**Goal of the exercise:**
Copy out all lines in the data below containing the string "抛洒滴漏".

Recorded data:

--*--

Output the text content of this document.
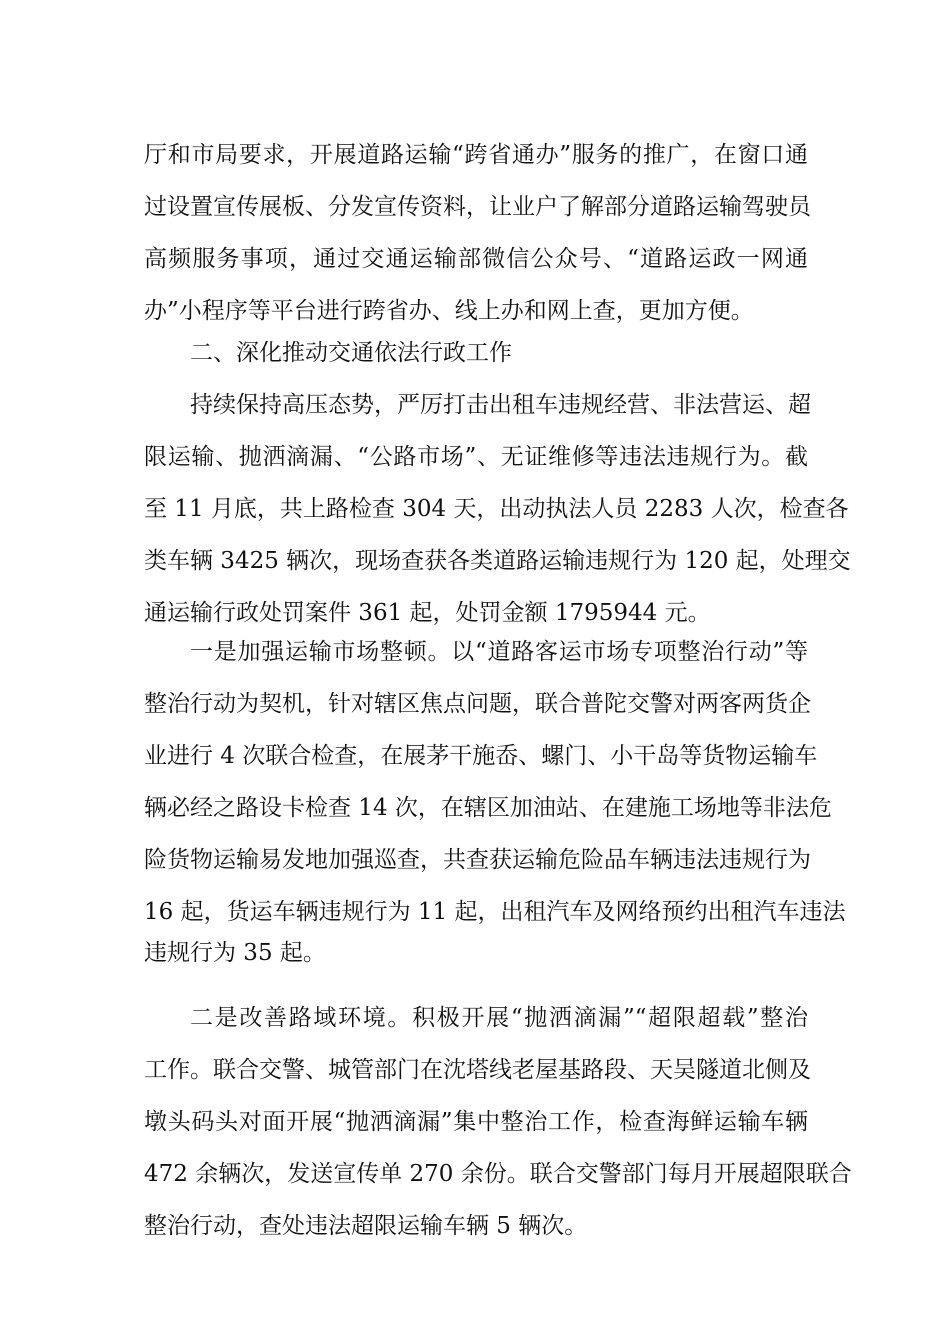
厅和市局要求，开展道路运输“跨省通办”服务的推广，在窗口通
过设置宣传展板、分发宣传资料，让业户了解部分道路运输驾驶员
高频服务事项，通过交通运输部微信公众号、“道路运政一网通
办”小程序等平台进行跨省办、线上办和网上查，更加方便。
二、深化推动交通依法行政工作
持续保持高压态势，严厉打击出租车违规经营、非法营运、超
限运输、抛洒滴漏、“公路市场”、无证维修等违法违规行为。截
至 11 月底，共上路检查 304 天，出动执法人员 2283 人次，检查各
类车辆 3425 辆次，现场查获各类道路运输违规行为 120 起，处理交
通运输行政处罚案件 361 起，处罚金额 1795944 元。
一是加强运输市场整顿。以“道路客运市场专项整治行动”等
整治行动为契机，针对辖区焦点问题，联合普陀交警对两客两货企
业进行 4 次联合检查，在展茅干施岙、螺门、小干岛等货物运输车
辆必经之路设卡检查 14 次，在辖区加油站、在建施工场地等非法危
险货物运输易发地加强巡查，共查获运输危险品车辆违法违规行为
16 起，货运车辆违规行为 11 起，出租汽车及网络预约出租汽车违法
违规行为 35 起。
二是改善路域环境。积极开展“抛洒滴漏”“超限超载”整治
工作。联合交警、城管部门在沈塔线老屋基路段、天吴隧道北侧及
墩头码头对面开展“抛洒滴漏”集中整治工作，检查海鲜运输车辆
472 余辆次，发送宣传单 270 余份。联合交警部门每月开展超限联合
整治行动，查处违法超限运输车辆 5 辆次。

--*--

**Written answer:**
限运输、抛洒滴漏、“公路市场”、无证维修等违法违规行为。截
二是改善路域环境。积极开展“抛洒滴漏”“超限超载”整治
墩头码头对面开展“抛洒滴漏”集中整治工作，检查海鲜运输车辆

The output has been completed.